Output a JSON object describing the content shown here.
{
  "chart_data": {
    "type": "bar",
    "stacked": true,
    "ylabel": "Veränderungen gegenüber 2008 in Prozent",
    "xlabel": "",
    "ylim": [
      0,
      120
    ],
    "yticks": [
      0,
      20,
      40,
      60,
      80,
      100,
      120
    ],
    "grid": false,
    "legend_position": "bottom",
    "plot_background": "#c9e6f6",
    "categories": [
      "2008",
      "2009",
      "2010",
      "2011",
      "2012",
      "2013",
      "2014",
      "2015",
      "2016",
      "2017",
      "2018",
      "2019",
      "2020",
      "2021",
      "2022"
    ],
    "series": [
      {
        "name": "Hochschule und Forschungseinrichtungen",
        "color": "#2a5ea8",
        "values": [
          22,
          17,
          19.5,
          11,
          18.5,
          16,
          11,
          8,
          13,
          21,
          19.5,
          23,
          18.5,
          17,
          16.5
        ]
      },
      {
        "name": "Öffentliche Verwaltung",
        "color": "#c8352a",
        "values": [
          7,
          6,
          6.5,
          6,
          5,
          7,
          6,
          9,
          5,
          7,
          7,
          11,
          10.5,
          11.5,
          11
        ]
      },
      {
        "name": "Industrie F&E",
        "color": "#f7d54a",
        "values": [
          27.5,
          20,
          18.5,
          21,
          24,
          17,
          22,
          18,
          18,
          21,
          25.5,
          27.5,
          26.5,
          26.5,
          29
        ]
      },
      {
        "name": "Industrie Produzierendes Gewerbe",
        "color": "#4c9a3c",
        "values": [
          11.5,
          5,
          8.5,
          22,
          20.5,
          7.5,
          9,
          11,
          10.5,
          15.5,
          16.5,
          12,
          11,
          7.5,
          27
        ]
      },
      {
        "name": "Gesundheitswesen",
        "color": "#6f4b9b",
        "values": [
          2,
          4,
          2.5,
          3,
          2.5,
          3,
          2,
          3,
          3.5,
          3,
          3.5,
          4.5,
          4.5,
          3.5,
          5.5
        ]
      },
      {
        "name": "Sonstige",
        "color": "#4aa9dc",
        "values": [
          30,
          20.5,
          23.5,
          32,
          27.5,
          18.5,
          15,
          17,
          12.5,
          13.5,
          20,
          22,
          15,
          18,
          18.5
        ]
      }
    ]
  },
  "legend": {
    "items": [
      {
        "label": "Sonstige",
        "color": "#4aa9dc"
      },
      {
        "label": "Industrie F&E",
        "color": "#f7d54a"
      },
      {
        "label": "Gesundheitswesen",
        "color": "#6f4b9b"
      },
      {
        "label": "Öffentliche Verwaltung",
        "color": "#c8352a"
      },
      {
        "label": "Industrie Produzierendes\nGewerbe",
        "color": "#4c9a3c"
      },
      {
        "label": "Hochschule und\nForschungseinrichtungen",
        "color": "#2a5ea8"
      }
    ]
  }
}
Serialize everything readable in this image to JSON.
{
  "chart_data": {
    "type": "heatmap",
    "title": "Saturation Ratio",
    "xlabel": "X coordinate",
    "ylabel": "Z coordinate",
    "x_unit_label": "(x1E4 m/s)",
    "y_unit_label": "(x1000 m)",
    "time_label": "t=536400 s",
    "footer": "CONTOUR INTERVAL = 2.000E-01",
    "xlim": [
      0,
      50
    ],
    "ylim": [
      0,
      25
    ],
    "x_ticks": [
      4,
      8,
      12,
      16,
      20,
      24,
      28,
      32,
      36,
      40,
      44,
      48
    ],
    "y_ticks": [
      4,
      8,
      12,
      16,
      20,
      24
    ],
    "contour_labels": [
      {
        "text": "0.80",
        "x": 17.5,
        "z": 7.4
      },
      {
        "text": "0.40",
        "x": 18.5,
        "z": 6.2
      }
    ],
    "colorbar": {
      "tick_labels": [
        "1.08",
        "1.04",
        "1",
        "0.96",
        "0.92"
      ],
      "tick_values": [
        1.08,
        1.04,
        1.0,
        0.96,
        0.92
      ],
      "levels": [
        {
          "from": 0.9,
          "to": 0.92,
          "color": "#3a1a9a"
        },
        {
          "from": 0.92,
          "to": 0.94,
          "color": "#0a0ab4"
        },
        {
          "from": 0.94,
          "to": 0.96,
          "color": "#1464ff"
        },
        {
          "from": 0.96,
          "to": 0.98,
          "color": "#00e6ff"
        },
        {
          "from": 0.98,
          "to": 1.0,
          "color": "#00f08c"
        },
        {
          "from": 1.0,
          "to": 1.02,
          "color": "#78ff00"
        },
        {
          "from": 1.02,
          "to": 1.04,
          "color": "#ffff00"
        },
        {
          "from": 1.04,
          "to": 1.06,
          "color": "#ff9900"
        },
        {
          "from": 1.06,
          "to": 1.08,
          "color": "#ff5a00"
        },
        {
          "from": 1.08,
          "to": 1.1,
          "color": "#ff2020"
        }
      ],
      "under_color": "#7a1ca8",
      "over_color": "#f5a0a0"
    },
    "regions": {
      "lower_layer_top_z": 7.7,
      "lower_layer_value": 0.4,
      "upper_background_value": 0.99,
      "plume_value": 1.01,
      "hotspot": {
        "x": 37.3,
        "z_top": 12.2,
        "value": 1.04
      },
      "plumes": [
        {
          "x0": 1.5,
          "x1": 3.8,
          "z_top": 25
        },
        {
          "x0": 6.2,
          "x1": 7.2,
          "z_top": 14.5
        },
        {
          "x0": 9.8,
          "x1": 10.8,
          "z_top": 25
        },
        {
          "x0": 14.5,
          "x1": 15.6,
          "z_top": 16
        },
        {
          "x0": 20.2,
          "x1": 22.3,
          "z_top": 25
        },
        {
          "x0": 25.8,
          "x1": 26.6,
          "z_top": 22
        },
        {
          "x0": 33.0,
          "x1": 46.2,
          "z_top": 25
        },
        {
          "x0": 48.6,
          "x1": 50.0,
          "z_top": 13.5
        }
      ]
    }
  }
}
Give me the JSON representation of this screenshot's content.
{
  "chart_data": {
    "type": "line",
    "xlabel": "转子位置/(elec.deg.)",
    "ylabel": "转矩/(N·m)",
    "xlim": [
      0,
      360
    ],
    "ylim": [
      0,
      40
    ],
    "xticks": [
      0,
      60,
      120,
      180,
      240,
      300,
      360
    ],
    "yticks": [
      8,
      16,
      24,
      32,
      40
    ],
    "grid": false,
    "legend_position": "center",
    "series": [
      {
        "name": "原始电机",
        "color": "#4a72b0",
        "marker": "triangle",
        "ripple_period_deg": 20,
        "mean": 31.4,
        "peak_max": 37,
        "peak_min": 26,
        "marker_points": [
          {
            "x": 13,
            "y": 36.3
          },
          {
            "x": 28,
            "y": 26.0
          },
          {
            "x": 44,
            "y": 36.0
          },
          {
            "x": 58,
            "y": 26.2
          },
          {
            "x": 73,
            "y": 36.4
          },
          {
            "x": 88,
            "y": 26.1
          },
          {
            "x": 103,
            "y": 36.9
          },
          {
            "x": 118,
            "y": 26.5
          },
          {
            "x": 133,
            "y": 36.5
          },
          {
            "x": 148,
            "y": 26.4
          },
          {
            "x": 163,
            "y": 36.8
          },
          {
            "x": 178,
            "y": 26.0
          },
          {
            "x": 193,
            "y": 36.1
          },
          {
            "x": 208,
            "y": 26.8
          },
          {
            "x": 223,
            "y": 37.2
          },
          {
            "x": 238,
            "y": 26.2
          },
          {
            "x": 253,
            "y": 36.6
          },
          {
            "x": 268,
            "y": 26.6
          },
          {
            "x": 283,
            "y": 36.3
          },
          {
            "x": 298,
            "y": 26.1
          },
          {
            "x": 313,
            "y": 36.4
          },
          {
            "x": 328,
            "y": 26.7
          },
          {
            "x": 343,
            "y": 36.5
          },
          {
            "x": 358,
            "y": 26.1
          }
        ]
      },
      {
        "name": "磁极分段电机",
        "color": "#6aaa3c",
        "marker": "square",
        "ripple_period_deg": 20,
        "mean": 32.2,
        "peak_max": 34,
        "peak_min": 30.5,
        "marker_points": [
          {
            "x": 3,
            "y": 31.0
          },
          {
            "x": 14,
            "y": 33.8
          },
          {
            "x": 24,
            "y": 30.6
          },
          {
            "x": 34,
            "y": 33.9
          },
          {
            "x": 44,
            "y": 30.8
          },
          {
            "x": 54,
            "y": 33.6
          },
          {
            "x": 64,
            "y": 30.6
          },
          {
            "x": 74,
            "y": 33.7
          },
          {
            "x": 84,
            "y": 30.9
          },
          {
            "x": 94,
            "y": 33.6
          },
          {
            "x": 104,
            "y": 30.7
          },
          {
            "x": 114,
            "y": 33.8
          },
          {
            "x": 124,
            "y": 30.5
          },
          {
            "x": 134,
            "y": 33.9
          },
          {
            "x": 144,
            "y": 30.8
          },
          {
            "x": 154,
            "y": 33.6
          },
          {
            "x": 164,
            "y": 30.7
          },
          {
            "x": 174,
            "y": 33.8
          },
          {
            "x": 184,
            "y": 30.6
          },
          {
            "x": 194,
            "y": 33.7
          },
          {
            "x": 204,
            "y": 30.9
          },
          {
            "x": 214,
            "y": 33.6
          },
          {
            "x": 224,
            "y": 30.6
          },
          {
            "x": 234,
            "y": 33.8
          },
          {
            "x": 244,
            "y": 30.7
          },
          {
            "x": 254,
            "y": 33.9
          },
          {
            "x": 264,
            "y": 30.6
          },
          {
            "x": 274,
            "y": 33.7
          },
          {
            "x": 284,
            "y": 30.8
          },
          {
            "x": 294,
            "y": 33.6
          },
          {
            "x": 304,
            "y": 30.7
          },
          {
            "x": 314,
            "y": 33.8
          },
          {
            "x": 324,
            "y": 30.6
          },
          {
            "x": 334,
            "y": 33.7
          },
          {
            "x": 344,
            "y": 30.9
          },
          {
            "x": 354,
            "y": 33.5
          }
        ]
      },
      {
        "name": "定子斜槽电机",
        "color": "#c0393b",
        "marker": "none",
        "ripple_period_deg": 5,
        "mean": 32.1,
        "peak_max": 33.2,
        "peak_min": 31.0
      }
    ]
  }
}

===============

(The problem)
Work out the number of lines in this listing that include the word "Hochschule". Reply with that number only.

(Output below)
2